• [Records from a dataset]:

-------------------------

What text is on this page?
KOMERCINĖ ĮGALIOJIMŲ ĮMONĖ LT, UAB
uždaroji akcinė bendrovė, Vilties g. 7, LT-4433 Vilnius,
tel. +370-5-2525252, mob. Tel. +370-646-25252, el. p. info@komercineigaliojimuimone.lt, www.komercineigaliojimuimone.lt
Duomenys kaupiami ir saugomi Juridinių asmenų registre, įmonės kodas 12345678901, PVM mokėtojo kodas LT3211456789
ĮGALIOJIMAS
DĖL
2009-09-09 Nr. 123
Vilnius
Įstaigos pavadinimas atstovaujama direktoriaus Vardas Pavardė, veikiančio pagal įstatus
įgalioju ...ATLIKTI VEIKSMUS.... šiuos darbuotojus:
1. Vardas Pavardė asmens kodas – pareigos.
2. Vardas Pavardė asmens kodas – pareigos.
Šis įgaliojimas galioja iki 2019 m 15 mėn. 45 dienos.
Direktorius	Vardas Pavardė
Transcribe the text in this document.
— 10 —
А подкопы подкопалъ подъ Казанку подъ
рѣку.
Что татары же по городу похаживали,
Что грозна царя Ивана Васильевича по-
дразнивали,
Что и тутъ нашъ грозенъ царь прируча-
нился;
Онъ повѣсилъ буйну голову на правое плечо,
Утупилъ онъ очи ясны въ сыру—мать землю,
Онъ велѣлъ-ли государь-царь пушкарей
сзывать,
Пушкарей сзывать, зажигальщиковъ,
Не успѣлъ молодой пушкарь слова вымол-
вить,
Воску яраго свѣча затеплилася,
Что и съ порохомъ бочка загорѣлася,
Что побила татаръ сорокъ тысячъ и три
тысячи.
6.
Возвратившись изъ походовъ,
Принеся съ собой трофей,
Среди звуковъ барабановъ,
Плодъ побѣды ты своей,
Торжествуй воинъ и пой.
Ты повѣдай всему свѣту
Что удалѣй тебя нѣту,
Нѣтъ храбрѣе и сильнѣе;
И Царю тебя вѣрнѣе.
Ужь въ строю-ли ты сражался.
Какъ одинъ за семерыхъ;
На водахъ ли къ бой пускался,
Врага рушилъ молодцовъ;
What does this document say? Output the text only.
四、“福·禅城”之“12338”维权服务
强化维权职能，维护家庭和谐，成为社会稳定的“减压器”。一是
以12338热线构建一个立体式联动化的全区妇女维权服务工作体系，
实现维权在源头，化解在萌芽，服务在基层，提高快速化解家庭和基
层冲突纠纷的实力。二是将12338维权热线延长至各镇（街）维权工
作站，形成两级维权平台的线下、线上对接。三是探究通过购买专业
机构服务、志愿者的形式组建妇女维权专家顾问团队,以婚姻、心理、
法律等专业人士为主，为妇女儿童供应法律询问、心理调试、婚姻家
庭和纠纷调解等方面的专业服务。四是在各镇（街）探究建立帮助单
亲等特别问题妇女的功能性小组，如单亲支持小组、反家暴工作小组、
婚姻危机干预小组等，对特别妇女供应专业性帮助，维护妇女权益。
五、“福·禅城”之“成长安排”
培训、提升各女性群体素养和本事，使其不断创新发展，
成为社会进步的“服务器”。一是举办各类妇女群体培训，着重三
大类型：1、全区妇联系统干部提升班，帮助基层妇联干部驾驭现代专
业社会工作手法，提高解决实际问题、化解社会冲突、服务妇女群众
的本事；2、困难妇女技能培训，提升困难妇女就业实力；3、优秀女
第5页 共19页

-------------------------

• [The request]: Repeat exactly the lines above, starting with the line that contains "What does this" and ending with the last line, both included, and nothing else.

• [Result for this exercise]:
What does this document say? Output the text only.
四、“福·禅城”之“12338”维权服务
强化维权职能，维护家庭和谐，成为社会稳定的“减压器”。一是
以12338热线构建一个立体式联动化的全区妇女维权服务工作体系，
实现维权在源头，化解在萌芽，服务在基层，提高快速化解家庭和基
层冲突纠纷的实力。二是将12338维权热线延长至各镇（街）维权工
作站，形成两级维权平台的线下、线上对接。三是探究通过购买专业
机构服务、志愿者的形式组建妇女维权专家顾问团队,以婚姻、心理、
法律等专业人士为主，为妇女儿童供应法律询问、心理调试、婚姻家
庭和纠纷调解等方面的专业服务。四是在各镇（街）探究建立帮助单
亲等特别问题妇女的功能性小组，如单亲支持小组、反家暴工作小组、
婚姻危机干预小组等，对特别妇女供应专业性帮助，维护妇女权益。
五、“福·禅城”之“成长安排”
培训、提升各女性群体素养和本事，使其不断创新发展，
成为社会进步的“服务器”。一是举办各类妇女群体培训，着重三
大类型：1、全区妇联系统干部提升班，帮助基层妇联干部驾驭现代专
业社会工作手法，提高解决实际问题、化解社会冲突、服务妇女群众
的本事；2、困难妇女技能培训，提升困难妇女就业实力；3、优秀女
第5页 共19页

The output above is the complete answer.